(Extracted records)
########################################

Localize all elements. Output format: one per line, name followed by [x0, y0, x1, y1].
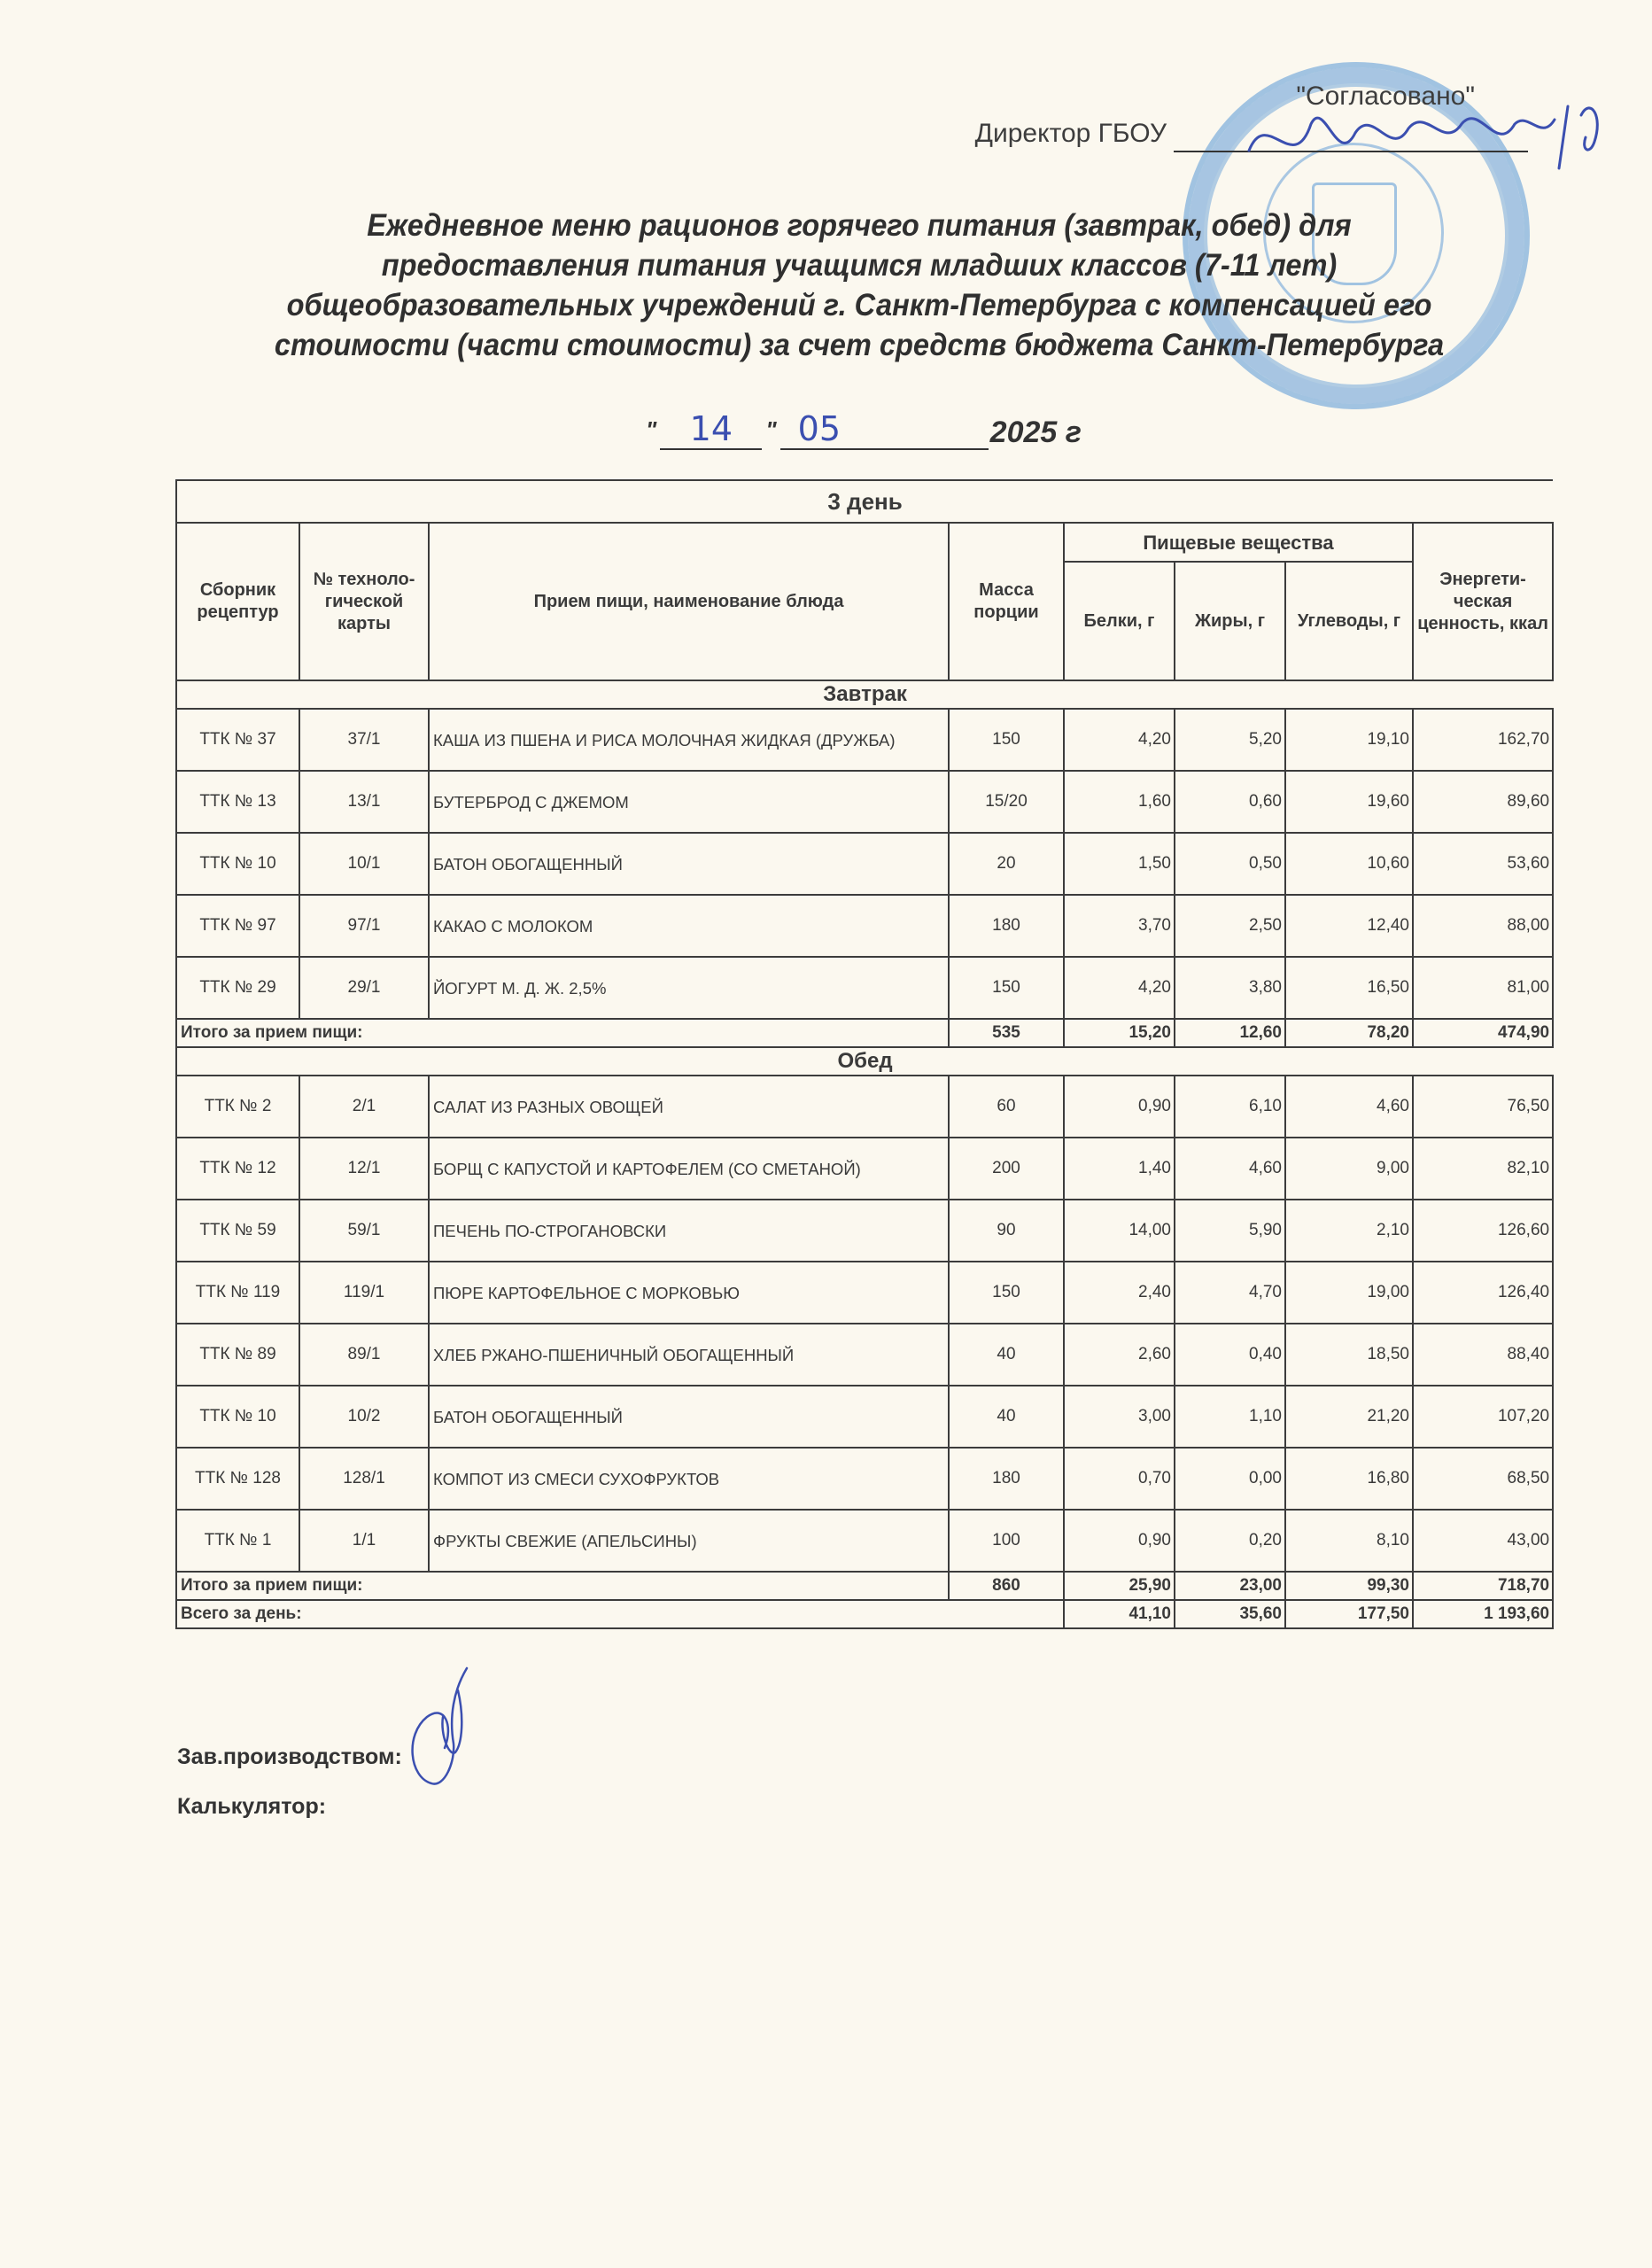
breakfast-items	[176, 709, 1553, 1019]
fat-value: 0,60	[1175, 771, 1285, 833]
energy-value: 126,40	[1413, 1262, 1553, 1324]
table-row	[176, 709, 1553, 771]
col-fat: Жиры, г	[1175, 562, 1285, 680]
recipe-collection: ТТК № 119	[176, 1262, 299, 1324]
day-total-protein: 41,10	[1064, 1600, 1175, 1628]
total-carbs: 99,30	[1285, 1572, 1413, 1600]
energy-value: 88,40	[1413, 1324, 1553, 1386]
energy-value: 89,60	[1413, 771, 1553, 833]
fat-value: 4,60	[1175, 1138, 1285, 1200]
protein-value: 1,60	[1064, 771, 1175, 833]
portion-mass: 180	[949, 1448, 1064, 1510]
carbs-value: 9,00	[1285, 1138, 1413, 1200]
portion-mass: 150	[949, 709, 1064, 771]
day-total-fat: 35,60	[1175, 1600, 1285, 1628]
energy-value: 68,50	[1413, 1448, 1553, 1510]
total-energy: 474,90	[1413, 1019, 1553, 1047]
carbs-value: 16,50	[1285, 957, 1413, 1019]
carbs-value: 19,10	[1285, 709, 1413, 771]
tech-card-number: 29/1	[299, 957, 429, 1019]
carbs-value: 4,60	[1285, 1076, 1413, 1138]
total-protein: 25,90	[1064, 1572, 1175, 1600]
table-row	[176, 1448, 1553, 1510]
tech-card-number: 1/1	[299, 1510, 429, 1572]
recipe-collection: ТТК № 37	[176, 709, 299, 771]
total-fat: 12,60	[1175, 1019, 1285, 1047]
dish-name: ХЛЕБ РЖАНО-ПШЕНИЧНЫЙ ОБОГАЩЕННЫЙ	[429, 1324, 949, 1386]
portion-mass: 150	[949, 1262, 1064, 1324]
energy-value: 53,60	[1413, 833, 1553, 895]
table-row	[176, 1138, 1553, 1200]
recipe-collection: ТТК № 12	[176, 1138, 299, 1200]
table-row	[176, 1076, 1553, 1138]
portion-mass: 20	[949, 833, 1064, 895]
menu-table	[175, 479, 1554, 1629]
recipe-collection: ТТК № 59	[176, 1200, 299, 1262]
table-row	[176, 1324, 1553, 1386]
fat-value: 2,50	[1175, 895, 1285, 957]
tech-card-number: 2/1	[299, 1076, 429, 1138]
lunch-section-row	[176, 1047, 1553, 1076]
production-head-signature-icon	[400, 1664, 498, 1797]
recipe-collection: ТТК № 2	[176, 1076, 299, 1138]
breakfast-section-row	[176, 680, 1553, 709]
energy-value: 126,60	[1413, 1200, 1553, 1262]
fat-value: 5,90	[1175, 1200, 1285, 1262]
total-energy: 718,70	[1413, 1572, 1553, 1600]
protein-value: 0,70	[1064, 1448, 1175, 1510]
recipe-collection: ТТК № 29	[176, 957, 299, 1019]
calculator-label: Калькулятор:	[177, 1794, 327, 1819]
fat-value: 4,70	[1175, 1262, 1285, 1324]
fat-value: 0,00	[1175, 1448, 1285, 1510]
portion-mass: 100	[949, 1510, 1064, 1572]
energy-value: 82,10	[1413, 1138, 1553, 1200]
protein-value: 3,00	[1064, 1386, 1175, 1448]
table-row	[176, 1262, 1553, 1324]
day-total-label: Всего за день:	[176, 1600, 1064, 1628]
protein-value: 3,70	[1064, 895, 1175, 957]
table-row	[176, 957, 1553, 1019]
dish-name: БАТОН ОБОГАЩЕННЫЙ	[429, 1386, 949, 1448]
protein-value: 1,50	[1064, 833, 1175, 895]
table-row	[176, 771, 1553, 833]
tech-card-number: 10/1	[299, 833, 429, 895]
protein-value: 14,00	[1064, 1200, 1175, 1262]
total-label: Итого за прием пищи:	[176, 1019, 949, 1047]
fat-value: 5,20	[1175, 709, 1285, 771]
approval-label: "Согласовано"	[1296, 82, 1475, 111]
energy-value: 162,70	[1413, 709, 1553, 771]
total-carbs: 78,20	[1285, 1019, 1413, 1047]
date-quote-close: "	[765, 416, 777, 443]
energy-value: 81,00	[1413, 957, 1553, 1019]
recipe-collection: ТТК № 10	[176, 833, 299, 895]
tech-card-number: 89/1	[299, 1324, 429, 1386]
portion-mass: 200	[949, 1138, 1064, 1200]
fat-value: 0,40	[1175, 1324, 1285, 1386]
protein-value: 0,90	[1064, 1510, 1175, 1572]
carbs-value: 10,60	[1285, 833, 1413, 895]
director-position: Директор ГБОУ	[974, 119, 1167, 148]
portion-mass: 60	[949, 1076, 1064, 1138]
total-label: Итого за прием пищи:	[176, 1572, 949, 1600]
date-year: 2025 г	[989, 416, 1082, 449]
recipe-collection: ТТК № 89	[176, 1324, 299, 1386]
fat-value: 0,50	[1175, 833, 1285, 895]
tech-card-number: 97/1	[299, 895, 429, 957]
energy-value: 43,00	[1413, 1510, 1553, 1572]
tech-card-number: 12/1	[299, 1138, 429, 1200]
col-energy: Энергети- ческая ценность, ккал	[1413, 523, 1553, 680]
carbs-value: 21,20	[1285, 1386, 1413, 1448]
date-month: 05	[780, 409, 989, 450]
recipe-collection: ТТК № 1	[176, 1510, 299, 1572]
tech-card-number: 128/1	[299, 1448, 429, 1510]
fat-value: 3,80	[1175, 957, 1285, 1019]
energy-value: 107,20	[1413, 1386, 1553, 1448]
total-protein: 15,20	[1064, 1019, 1175, 1047]
protein-value: 4,20	[1064, 709, 1175, 771]
day-total-carbs: 177,50	[1285, 1600, 1413, 1628]
dish-name: КАКАО С МОЛОКОМ	[429, 895, 949, 957]
recipe-collection: ТТК № 13	[176, 771, 299, 833]
day-header-row	[176, 480, 1553, 523]
protein-value: 1,40	[1064, 1138, 1175, 1200]
portion-mass: 40	[949, 1324, 1064, 1386]
tech-card-number: 10/2	[299, 1386, 429, 1448]
portion-mass: 40	[949, 1386, 1064, 1448]
lunch-label: Обед	[176, 1047, 1553, 1076]
dish-name: БУТЕРБРОД С ДЖЕМОМ	[429, 771, 949, 833]
carbs-value: 19,60	[1285, 771, 1413, 833]
col-protein: Белки, г	[1064, 562, 1175, 680]
energy-value: 88,00	[1413, 895, 1553, 957]
recipe-collection: ТТК № 128	[176, 1448, 299, 1510]
table-row	[176, 1386, 1553, 1448]
col-dish: Прием пищи, наименование блюда	[429, 523, 949, 680]
protein-value: 2,40	[1064, 1262, 1175, 1324]
carbs-value: 12,40	[1285, 895, 1413, 957]
dish-name: ПЮРЕ КАРТОФЕЛЬНОЕ С МОРКОВЬЮ	[429, 1262, 949, 1324]
protein-value: 0,90	[1064, 1076, 1175, 1138]
signatures-block	[177, 1732, 402, 1831]
recipe-collection: ТТК № 10	[176, 1386, 299, 1448]
carbs-value: 16,80	[1285, 1448, 1413, 1510]
production-head-label: Зав.производством:	[177, 1744, 402, 1769]
dish-name: ЙОГУРТ М. Д. Ж. 2,5%	[429, 957, 949, 1019]
lunch-items	[176, 1076, 1553, 1572]
portion-mass: 90	[949, 1200, 1064, 1262]
tech-card-number: 59/1	[299, 1200, 429, 1262]
director-signature-icon	[1240, 89, 1612, 213]
dish-name: БАТОН ОБОГАЩЕННЫЙ	[429, 833, 949, 895]
breakfast-total-row	[176, 1019, 1553, 1047]
col-collection: Сборник рецептур	[176, 523, 299, 680]
fat-value: 1,10	[1175, 1386, 1285, 1448]
fat-value: 6,10	[1175, 1076, 1285, 1138]
tech-card-number: 119/1	[299, 1262, 429, 1324]
recipe-collection: ТТК № 97	[176, 895, 299, 957]
col-carbs: Углеводы, г	[1285, 562, 1413, 680]
document-title: Ежедневное меню рационов горячего питания (завтрак, обед) для предоставления питания учащимся младших классов (7-11 лет) общеобразовательных учреждений г. Санкт-Петербурга с компенсацией его стоимости (части стоимости) за счет средств бюджета Санкт-Петербурга	[274, 208, 1445, 362]
table-row	[176, 1510, 1553, 1572]
tech-card-number: 37/1	[299, 709, 429, 771]
fat-value: 0,20	[1175, 1510, 1285, 1572]
protein-value: 2,60	[1064, 1324, 1175, 1386]
day-label: 3 день	[176, 480, 1553, 523]
breakfast-label: Завтрак	[176, 680, 1553, 709]
dish-name: КОМПОТ ИЗ СМЕСИ СУХОФРУКТОВ	[429, 1448, 949, 1510]
portion-mass: 150	[949, 957, 1064, 1019]
col-nutrients: Пищевые вещества	[1064, 523, 1413, 562]
table-row	[176, 1200, 1553, 1262]
table-row	[176, 895, 1553, 957]
energy-value: 76,50	[1413, 1076, 1553, 1138]
dish-name: САЛАТ ИЗ РАЗНЫХ ОВОЩЕЙ	[429, 1076, 949, 1138]
date-quote-open: "	[646, 416, 657, 443]
portion-mass: 15/20	[949, 771, 1064, 833]
dish-name: КАША ИЗ ПШЕНА И РИСА МОЛОЧНАЯ ЖИДКАЯ (ДРУЖБА)	[429, 709, 949, 771]
column-header-row	[176, 523, 1553, 562]
document-date	[642, 409, 1082, 450]
day-total-row	[176, 1600, 1553, 1628]
dish-name: ФРУКТЫ СВЕЖИЕ (АПЕЛЬСИНЫ)	[429, 1510, 949, 1572]
protein-value: 4,20	[1064, 957, 1175, 1019]
dish-name: БОРЩ С КАПУСТОЙ И КАРТОФЕЛЕМ (СО СМЕТАНОЙ)	[429, 1138, 949, 1200]
table-row	[176, 833, 1553, 895]
carbs-value: 18,50	[1285, 1324, 1413, 1386]
col-mass: Масса порции	[949, 523, 1064, 680]
carbs-value: 8,10	[1285, 1510, 1413, 1572]
dish-name: ПЕЧЕНЬ ПО-СТРОГАНОВСКИ	[429, 1200, 949, 1262]
date-day: 14	[660, 409, 762, 450]
total-mass: 860	[949, 1572, 1064, 1600]
tech-card-number: 13/1	[299, 771, 429, 833]
lunch-total-row	[176, 1572, 1553, 1600]
day-total-energy: 1 193,60	[1413, 1600, 1553, 1628]
total-mass: 535	[949, 1019, 1064, 1047]
carbs-value: 19,00	[1285, 1262, 1413, 1324]
portion-mass: 180	[949, 895, 1064, 957]
carbs-value: 2,10	[1285, 1200, 1413, 1262]
col-tech-card: № техноло- гической карты	[299, 523, 429, 680]
total-fat: 23,00	[1175, 1572, 1285, 1600]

########################################

> **Exercise brief**
Go through the entries above and report how many lines hold the word "пищи". Nothing but the number is needed.

> **Answer space**
3